- [RECORDS SHOWN]

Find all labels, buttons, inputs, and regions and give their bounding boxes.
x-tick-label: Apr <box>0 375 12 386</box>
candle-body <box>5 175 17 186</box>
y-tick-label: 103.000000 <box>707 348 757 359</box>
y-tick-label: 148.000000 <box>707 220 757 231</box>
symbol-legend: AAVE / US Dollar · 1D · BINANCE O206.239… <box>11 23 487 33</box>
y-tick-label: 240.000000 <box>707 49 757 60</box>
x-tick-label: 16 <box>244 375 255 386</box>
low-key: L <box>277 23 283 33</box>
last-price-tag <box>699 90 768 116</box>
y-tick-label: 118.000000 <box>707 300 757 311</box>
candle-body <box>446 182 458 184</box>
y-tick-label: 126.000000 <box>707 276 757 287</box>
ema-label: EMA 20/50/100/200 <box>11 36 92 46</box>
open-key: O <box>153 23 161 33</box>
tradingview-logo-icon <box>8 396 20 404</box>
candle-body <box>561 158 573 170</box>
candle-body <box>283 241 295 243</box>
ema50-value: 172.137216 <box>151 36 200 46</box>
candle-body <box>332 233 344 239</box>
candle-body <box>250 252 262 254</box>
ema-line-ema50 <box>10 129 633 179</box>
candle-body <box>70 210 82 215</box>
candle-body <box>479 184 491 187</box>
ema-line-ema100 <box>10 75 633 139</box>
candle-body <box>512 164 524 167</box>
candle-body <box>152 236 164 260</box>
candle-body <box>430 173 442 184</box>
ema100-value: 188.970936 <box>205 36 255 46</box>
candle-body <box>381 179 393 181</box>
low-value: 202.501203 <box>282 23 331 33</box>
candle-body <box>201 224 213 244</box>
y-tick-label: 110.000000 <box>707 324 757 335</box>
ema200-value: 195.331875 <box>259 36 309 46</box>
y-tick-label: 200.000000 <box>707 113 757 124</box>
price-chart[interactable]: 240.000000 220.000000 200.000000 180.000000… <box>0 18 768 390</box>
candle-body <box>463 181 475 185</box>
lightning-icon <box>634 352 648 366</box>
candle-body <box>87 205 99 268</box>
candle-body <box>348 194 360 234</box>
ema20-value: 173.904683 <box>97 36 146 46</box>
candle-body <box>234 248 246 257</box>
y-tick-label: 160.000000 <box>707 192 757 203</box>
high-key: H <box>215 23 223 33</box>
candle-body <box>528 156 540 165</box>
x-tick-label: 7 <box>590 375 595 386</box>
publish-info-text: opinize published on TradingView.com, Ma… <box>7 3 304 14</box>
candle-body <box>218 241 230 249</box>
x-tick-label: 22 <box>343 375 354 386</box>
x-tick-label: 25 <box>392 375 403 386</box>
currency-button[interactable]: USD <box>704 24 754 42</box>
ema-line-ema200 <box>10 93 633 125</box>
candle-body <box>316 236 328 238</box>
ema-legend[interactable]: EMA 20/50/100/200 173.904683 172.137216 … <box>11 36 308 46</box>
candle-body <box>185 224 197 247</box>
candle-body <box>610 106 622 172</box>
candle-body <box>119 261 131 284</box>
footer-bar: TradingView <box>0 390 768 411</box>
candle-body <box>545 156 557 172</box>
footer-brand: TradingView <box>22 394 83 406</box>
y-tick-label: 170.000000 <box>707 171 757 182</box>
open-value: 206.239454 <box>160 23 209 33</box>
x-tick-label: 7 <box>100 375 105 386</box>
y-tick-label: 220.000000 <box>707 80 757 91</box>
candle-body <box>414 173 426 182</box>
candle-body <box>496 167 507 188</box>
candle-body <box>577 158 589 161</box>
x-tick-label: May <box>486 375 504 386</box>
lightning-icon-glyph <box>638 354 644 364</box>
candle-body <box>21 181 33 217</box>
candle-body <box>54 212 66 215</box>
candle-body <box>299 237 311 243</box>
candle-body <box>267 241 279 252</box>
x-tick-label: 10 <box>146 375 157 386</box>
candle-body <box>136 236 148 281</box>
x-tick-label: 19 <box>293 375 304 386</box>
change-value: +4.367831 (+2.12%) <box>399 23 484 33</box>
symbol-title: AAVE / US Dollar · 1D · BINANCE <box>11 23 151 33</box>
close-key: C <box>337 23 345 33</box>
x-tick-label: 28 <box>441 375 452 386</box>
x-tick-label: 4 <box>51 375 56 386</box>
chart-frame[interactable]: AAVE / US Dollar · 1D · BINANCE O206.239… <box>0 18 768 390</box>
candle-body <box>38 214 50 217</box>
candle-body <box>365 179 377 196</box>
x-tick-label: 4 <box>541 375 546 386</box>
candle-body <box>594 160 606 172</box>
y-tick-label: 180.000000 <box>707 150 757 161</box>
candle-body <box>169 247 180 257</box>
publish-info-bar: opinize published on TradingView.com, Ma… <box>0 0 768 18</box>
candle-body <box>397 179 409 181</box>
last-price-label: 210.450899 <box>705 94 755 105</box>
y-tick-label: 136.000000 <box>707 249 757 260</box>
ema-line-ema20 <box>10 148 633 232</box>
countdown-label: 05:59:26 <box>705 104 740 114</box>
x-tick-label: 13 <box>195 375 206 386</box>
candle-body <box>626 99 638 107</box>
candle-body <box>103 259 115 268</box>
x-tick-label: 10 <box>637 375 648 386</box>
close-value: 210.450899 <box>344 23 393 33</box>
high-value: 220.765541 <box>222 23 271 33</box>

- [WHAT THE TASK REQUIRES]
Can you write out every one of the items above again, reproducing each line character for character?

- [RESULT OF THIS TASK]
Find all labels, buttons, inputs, and regions and give their bounding boxes.
x-tick-label: Apr <box>0 375 12 386</box>
candle-body <box>5 175 17 186</box>
y-tick-label: 103.000000 <box>707 348 757 359</box>
y-tick-label: 148.000000 <box>707 220 757 231</box>
symbol-legend: AAVE / US Dollar · 1D · BINANCE O206.239… <box>11 23 487 33</box>
y-tick-label: 240.000000 <box>707 49 757 60</box>
x-tick-label: 16 <box>244 375 255 386</box>
low-key: L <box>277 23 283 33</box>
last-price-tag <box>699 90 768 116</box>
y-tick-label: 118.000000 <box>707 300 757 311</box>
candle-body <box>446 182 458 184</box>
y-tick-label: 126.000000 <box>707 276 757 287</box>
ema-label: EMA 20/50/100/200 <box>11 36 92 46</box>
open-key: O <box>153 23 161 33</box>
tradingview-logo-icon <box>8 396 20 404</box>
candle-body <box>561 158 573 170</box>
candle-body <box>283 241 295 243</box>
ema50-value: 172.137216 <box>151 36 200 46</box>
candle-body <box>332 233 344 239</box>
candle-body <box>250 252 262 254</box>
ema-line-ema50 <box>10 129 633 179</box>
candle-body <box>70 210 82 215</box>
candle-body <box>479 184 491 187</box>
ema-line-ema100 <box>10 75 633 139</box>
candle-body <box>512 164 524 167</box>
candle-body <box>152 236 164 260</box>
candle-body <box>430 173 442 184</box>
ema100-value: 188.970936 <box>205 36 255 46</box>
candle-body <box>381 179 393 181</box>
low-value: 202.501203 <box>282 23 331 33</box>
candle-body <box>201 224 213 244</box>
y-tick-label: 110.000000 <box>707 324 757 335</box>
ema200-value: 195.331875 <box>259 36 309 46</box>
y-tick-label: 200.000000 <box>707 113 757 124</box>
price-chart[interactable]: 240.000000 220.000000 200.000000 180.000000… <box>0 18 768 390</box>
candle-body <box>463 181 475 185</box>
lightning-icon <box>634 352 648 366</box>
candle-body <box>87 205 99 268</box>
candle-body <box>348 194 360 234</box>
ema20-value: 173.904683 <box>97 36 146 46</box>
candle-body <box>234 248 246 257</box>
y-tick-label: 160.000000 <box>707 192 757 203</box>
high-key: H <box>215 23 223 33</box>
candle-body <box>528 156 540 165</box>
x-tick-label: 7 <box>590 375 595 386</box>
publish-info-text: opinize published on TradingView.com, Ma… <box>7 3 304 14</box>
candle-body <box>218 241 230 249</box>
x-tick-label: 22 <box>343 375 354 386</box>
x-tick-label: 25 <box>392 375 403 386</box>
currency-button[interactable]: USD <box>704 24 754 42</box>
ema-line-ema200 <box>10 93 633 125</box>
candle-body <box>316 236 328 238</box>
ema-legend[interactable]: EMA 20/50/100/200 173.904683 172.137216 … <box>11 36 308 46</box>
candle-body <box>185 224 197 247</box>
candle-body <box>610 106 622 172</box>
candle-body <box>119 261 131 284</box>
footer-bar: TradingView <box>0 390 768 411</box>
candle-body <box>545 156 557 172</box>
footer-brand: TradingView <box>22 394 83 406</box>
y-tick-label: 170.000000 <box>707 171 757 182</box>
open-value: 206.239454 <box>160 23 209 33</box>
x-tick-label: 7 <box>100 375 105 386</box>
y-tick-label: 220.000000 <box>707 80 757 91</box>
candle-body <box>414 173 426 182</box>
candle-body <box>496 167 507 188</box>
candle-body <box>577 158 589 161</box>
x-tick-label: May <box>486 375 504 386</box>
lightning-icon-glyph <box>638 354 644 364</box>
candle-body <box>21 181 33 217</box>
candle-body <box>54 212 66 215</box>
candle-body <box>299 237 311 243</box>
candle-body <box>267 241 279 252</box>
x-tick-label: 10 <box>146 375 157 386</box>
candle-body <box>136 236 148 281</box>
x-tick-label: 19 <box>293 375 304 386</box>
change-value: +4.367831 (+2.12%) <box>399 23 484 33</box>
symbol-title: AAVE / US Dollar · 1D · BINANCE <box>11 23 151 33</box>
close-key: C <box>337 23 345 33</box>
x-tick-label: 28 <box>441 375 452 386</box>
x-tick-label: 4 <box>51 375 56 386</box>
chart-frame[interactable]: AAVE / US Dollar · 1D · BINANCE O206.239… <box>0 18 768 390</box>
candle-body <box>38 214 50 217</box>
candle-body <box>365 179 377 196</box>
x-tick-label: 4 <box>541 375 546 386</box>
candle-body <box>594 160 606 172</box>
y-tick-label: 180.000000 <box>707 150 757 161</box>
candle-body <box>169 247 180 257</box>
publish-info-bar: opinize published on TradingView.com, Ma… <box>0 0 768 18</box>
candle-body <box>397 179 409 181</box>
last-price-label: 210.450899 <box>705 94 755 105</box>
y-tick-label: 136.000000 <box>707 249 757 260</box>
ema-line-ema20 <box>10 148 633 232</box>
countdown-label: 05:59:26 <box>705 104 740 114</box>
x-tick-label: 13 <box>195 375 206 386</box>
candle-body <box>626 99 638 107</box>
candle-body <box>103 259 115 268</box>
x-tick-label: 10 <box>637 375 648 386</box>
close-value: 210.450899 <box>344 23 393 33</box>
high-value: 220.765541 <box>222 23 271 33</box>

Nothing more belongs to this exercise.